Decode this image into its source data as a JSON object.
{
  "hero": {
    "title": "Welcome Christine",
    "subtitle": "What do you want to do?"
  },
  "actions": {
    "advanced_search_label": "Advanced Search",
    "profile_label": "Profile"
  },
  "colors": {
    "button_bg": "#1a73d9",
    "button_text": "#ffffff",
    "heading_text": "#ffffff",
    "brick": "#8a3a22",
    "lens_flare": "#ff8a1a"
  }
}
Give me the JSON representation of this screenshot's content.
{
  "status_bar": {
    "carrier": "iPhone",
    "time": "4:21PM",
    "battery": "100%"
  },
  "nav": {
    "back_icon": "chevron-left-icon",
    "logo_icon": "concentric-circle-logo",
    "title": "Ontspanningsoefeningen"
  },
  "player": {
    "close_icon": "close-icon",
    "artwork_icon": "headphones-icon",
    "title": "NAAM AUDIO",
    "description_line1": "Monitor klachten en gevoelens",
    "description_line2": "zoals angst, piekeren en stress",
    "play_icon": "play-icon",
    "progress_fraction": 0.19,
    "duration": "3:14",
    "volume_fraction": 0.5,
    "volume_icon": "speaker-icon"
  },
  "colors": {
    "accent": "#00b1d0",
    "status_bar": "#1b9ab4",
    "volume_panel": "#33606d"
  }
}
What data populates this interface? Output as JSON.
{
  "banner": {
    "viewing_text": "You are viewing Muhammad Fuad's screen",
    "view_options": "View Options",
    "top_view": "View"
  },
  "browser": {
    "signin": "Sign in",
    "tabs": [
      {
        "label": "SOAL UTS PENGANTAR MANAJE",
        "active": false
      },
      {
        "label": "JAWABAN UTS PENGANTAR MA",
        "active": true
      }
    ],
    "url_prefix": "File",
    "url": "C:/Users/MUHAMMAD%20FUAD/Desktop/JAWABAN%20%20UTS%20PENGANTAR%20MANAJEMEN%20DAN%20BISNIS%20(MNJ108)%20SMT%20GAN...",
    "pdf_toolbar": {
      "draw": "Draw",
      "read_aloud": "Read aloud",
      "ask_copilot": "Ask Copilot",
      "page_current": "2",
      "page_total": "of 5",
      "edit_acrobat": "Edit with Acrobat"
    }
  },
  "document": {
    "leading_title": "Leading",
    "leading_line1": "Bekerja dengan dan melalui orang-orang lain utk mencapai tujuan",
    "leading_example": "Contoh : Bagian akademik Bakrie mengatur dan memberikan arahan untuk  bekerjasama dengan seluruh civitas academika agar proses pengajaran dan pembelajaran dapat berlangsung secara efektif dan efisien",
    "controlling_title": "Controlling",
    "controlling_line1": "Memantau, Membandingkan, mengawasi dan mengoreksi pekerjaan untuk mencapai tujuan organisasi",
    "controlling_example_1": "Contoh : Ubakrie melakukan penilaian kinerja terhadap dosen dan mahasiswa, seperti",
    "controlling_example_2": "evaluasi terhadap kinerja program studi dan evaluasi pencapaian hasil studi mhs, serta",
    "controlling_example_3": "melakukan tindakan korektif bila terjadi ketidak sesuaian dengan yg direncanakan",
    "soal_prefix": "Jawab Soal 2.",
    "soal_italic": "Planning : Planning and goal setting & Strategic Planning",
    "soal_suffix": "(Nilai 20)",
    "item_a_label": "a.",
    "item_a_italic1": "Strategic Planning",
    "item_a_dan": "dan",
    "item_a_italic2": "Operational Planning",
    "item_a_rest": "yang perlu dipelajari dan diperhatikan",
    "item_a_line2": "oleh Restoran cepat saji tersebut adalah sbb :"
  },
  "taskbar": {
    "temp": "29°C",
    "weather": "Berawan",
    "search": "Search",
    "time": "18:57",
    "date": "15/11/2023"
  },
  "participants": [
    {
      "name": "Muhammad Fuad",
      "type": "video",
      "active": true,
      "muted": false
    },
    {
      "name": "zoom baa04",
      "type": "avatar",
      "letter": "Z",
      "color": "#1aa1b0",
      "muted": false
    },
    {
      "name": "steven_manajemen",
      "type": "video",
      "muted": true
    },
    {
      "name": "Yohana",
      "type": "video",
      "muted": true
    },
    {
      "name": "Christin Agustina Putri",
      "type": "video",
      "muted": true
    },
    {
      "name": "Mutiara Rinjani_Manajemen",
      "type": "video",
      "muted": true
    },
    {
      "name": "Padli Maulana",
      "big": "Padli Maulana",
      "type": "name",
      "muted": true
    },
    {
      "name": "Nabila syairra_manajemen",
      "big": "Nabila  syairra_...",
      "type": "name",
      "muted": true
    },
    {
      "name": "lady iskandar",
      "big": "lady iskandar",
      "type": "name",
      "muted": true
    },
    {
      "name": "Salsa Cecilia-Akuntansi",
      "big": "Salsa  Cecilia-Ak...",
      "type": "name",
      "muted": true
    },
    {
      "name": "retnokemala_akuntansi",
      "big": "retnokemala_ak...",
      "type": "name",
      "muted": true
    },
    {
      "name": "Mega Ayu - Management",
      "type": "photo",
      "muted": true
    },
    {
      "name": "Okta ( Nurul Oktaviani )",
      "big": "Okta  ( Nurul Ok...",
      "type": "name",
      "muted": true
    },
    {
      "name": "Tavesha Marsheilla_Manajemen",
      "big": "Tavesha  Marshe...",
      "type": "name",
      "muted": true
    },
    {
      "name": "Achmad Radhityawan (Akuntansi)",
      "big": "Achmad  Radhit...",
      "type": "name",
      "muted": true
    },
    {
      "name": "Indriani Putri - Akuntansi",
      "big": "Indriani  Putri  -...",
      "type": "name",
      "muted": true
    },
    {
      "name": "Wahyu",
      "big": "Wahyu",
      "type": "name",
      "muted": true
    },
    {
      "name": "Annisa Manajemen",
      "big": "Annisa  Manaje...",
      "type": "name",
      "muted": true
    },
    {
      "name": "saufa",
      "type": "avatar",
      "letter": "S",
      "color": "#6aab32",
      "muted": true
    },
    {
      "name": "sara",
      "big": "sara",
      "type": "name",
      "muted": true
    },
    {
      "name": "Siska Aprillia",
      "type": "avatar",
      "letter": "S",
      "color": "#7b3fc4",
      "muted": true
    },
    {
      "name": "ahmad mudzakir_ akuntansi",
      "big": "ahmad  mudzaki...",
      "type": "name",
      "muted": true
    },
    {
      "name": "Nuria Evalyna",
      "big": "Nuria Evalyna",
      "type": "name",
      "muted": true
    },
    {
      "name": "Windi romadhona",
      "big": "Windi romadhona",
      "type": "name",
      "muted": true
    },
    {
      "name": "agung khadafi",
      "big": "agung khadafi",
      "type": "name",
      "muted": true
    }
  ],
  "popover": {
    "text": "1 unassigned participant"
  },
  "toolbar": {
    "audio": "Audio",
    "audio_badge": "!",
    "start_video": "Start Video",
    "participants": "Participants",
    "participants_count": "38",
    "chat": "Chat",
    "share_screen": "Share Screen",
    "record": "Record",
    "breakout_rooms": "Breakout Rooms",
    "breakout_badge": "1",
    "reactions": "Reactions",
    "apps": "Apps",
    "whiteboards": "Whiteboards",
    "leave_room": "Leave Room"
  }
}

════════════════

▸ Problem requirements
Write out each line of the data above again, exactly as given.

▸ Problem solution
Decode this image into its source data as a JSON object.
{
  "hero": {
    "title": "Welcome Christine",
    "subtitle": "What do you want to do?"
  },
  "actions": {
    "advanced_search_label": "Advanced Search",
    "profile_label": "Profile"
  },
  "colors": {
    "button_bg": "#1a73d9",
    "button_text": "#ffffff",
    "heading_text": "#ffffff",
    "brick": "#8a3a22",
    "lens_flare": "#ff8a1a"
  }
}
Give me the JSON representation of this screenshot's content.
{
  "status_bar": {
    "carrier": "iPhone",
    "time": "4:21PM",
    "battery": "100%"
  },
  "nav": {
    "back_icon": "chevron-left-icon",
    "logo_icon": "concentric-circle-logo",
    "title": "Ontspanningsoefeningen"
  },
  "player": {
    "close_icon": "close-icon",
    "artwork_icon": "headphones-icon",
    "title": "NAAM AUDIO",
    "description_line1": "Monitor klachten en gevoelens",
    "description_line2": "zoals angst, piekeren en stress",
    "play_icon": "play-icon",
    "progress_fraction": 0.19,
    "duration": "3:14",
    "volume_fraction": 0.5,
    "volume_icon": "speaker-icon"
  },
  "colors": {
    "accent": "#00b1d0",
    "status_bar": "#1b9ab4",
    "volume_panel": "#33606d"
  }
}
What data populates this interface? Output as JSON.
{
  "banner": {
    "viewing_text": "You are viewing Muhammad Fuad's screen",
    "view_options": "View Options",
    "top_view": "View"
  },
  "browser": {
    "signin": "Sign in",
    "tabs": [
      {
        "label": "SOAL UTS PENGANTAR MANAJE",
        "active": false
      },
      {
        "label": "JAWABAN UTS PENGANTAR MA",
        "active": true
      }
    ],
    "url_prefix": "File",
    "url": "C:/Users/MUHAMMAD%20FUAD/Desktop/JAWABAN%20%20UTS%20PENGANTAR%20MANAJEMEN%20DAN%20BISNIS%20(MNJ108)%20SMT%20GAN...",
    "pdf_toolbar": {
      "draw": "Draw",
      "read_aloud": "Read aloud",
      "ask_copilot": "Ask Copilot",
      "page_current": "2",
      "page_total": "of 5",
      "edit_acrobat": "Edit with Acrobat"
    }
  },
  "document": {
    "leading_title": "Leading",
    "leading_line1": "Bekerja dengan dan melalui orang-orang lain utk mencapai tujuan",
    "leading_example": "Contoh : Bagian akademik Bakrie mengatur dan memberikan arahan untuk  bekerjasama dengan seluruh civitas academika agar proses pengajaran dan pembelajaran dapat berlangsung secara efektif dan efisien",
    "controlling_title": "Controlling",
    "controlling_line1": "Memantau, Membandingkan, mengawasi dan mengoreksi pekerjaan untuk mencapai tujuan organisasi",
    "controlling_example_1": "Contoh : Ubakrie melakukan penilaian kinerja terhadap dosen dan mahasiswa, seperti",
    "controlling_example_2": "evaluasi terhadap kinerja program studi dan evaluasi pencapaian hasil studi mhs, serta",
    "controlling_example_3": "melakukan tindakan korektif bila terjadi ketidak sesuaian dengan yg direncanakan",
    "soal_prefix": "Jawab Soal 2.",
    "soal_italic": "Planning : Planning and goal setting & Strategic Planning",
    "soal_suffix": "(Nilai 20)",
    "item_a_label": "a.",
    "item_a_italic1": "Strategic Planning",
    "item_a_dan": "dan",
    "item_a_italic2": "Operational Planning",
    "item_a_rest": "yang perlu dipelajari dan diperhatikan",
    "item_a_line2": "oleh Restoran cepat saji tersebut adalah sbb :"
  },
  "taskbar": {
    "temp": "29°C",
    "weather": "Berawan",
    "search": "Search",
    "time": "18:57",
    "date": "15/11/2023"
  },
  "participants": [
    {
      "name": "Muhammad Fuad",
      "type": "video",
      "active": true,
      "muted": false
    },
    {
      "name": "zoom baa04",
      "type": "avatar",
      "letter": "Z",
      "color": "#1aa1b0",
      "muted": false
    },
    {
      "name": "steven_manajemen",
      "type": "video",
      "muted": true
    },
    {
      "name": "Yohana",
      "type": "video",
      "muted": true
    },
    {
      "name": "Christin Agustina Putri",
      "type": "video",
      "muted": true
    },
    {
      "name": "Mutiara Rinjani_Manajemen",
      "type": "video",
      "muted": true
    },
    {
      "name": "Padli Maulana",
      "big": "Padli Maulana",
      "type": "name",
      "muted": true
    },
    {
      "name": "Nabila syairra_manajemen",
      "big": "Nabila  syairra_...",
      "type": "name",
      "muted": true
    },
    {
      "name": "lady iskandar",
      "big": "lady iskandar",
      "type": "name",
      "muted": true
    },
    {
      "name": "Salsa Cecilia-Akuntansi",
      "big": "Salsa  Cecilia-Ak...",
      "type": "name",
      "muted": true
    },
    {
      "name": "retnokemala_akuntansi",
      "big": "retnokemala_ak...",
      "type": "name",
      "muted": true
    },
    {
      "name": "Mega Ayu - Management",
      "type": "photo",
      "muted": true
    },
    {
      "name": "Okta ( Nurul Oktaviani )",
      "big": "Okta  ( Nurul Ok...",
      "type": "name",
      "muted": true
    },
    {
      "name": "Tavesha Marsheilla_Manajemen",
      "big": "Tavesha  Marshe...",
      "type": "name",
      "muted": true
    },
    {
      "name": "Achmad Radhityawan (Akuntansi)",
      "big": "Achmad  Radhit...",
      "type": "name",
      "muted": true
    },
    {
      "name": "Indriani Putri - Akuntansi",
      "big": "Indriani  Putri  -...",
      "type": "name",
      "muted": true
    },
    {
      "name": "Wahyu",
      "big": "Wahyu",
      "type": "name",
      "muted": true
    },
    {
      "name": "Annisa Manajemen",
      "big": "Annisa  Manaje...",
      "type": "name",
      "muted": true
    },
    {
      "name": "saufa",
      "type": "avatar",
      "letter": "S",
      "color": "#6aab32",
      "muted": true
    },
    {
      "name": "sara",
      "big": "sara",
      "type": "name",
      "muted": true
    },
    {
      "name": "Siska Aprillia",
      "type": "avatar",
      "letter": "S",
      "color": "#7b3fc4",
      "muted": true
    },
    {
      "name": "ahmad mudzakir_ akuntansi",
      "big": "ahmad  mudzaki...",
      "type": "name",
      "muted": true
    },
    {
      "name": "Nuria Evalyna",
      "big": "Nuria Evalyna",
      "type": "name",
      "muted": true
    },
    {
      "name": "Windi romadhona",
      "big": "Windi romadhona",
      "type": "name",
      "muted": true
    },
    {
      "name": "agung khadafi",
      "big": "agung khadafi",
      "type": "name",
      "muted": true
    }
  ],
  "popover": {
    "text": "1 unassigned participant"
  },
  "toolbar": {
    "audio": "Audio",
    "audio_badge": "!",
    "start_video": "Start Video",
    "participants": "Participants",
    "participants_count": "38",
    "chat": "Chat",
    "share_screen": "Share Screen",
    "record": "Record",
    "breakout_rooms": "Breakout Rooms",
    "breakout_badge": "1",
    "reactions": "Reactions",
    "apps": "Apps",
    "whiteboards": "Whiteboards",
    "leave_room": "Leave Room"
  }
}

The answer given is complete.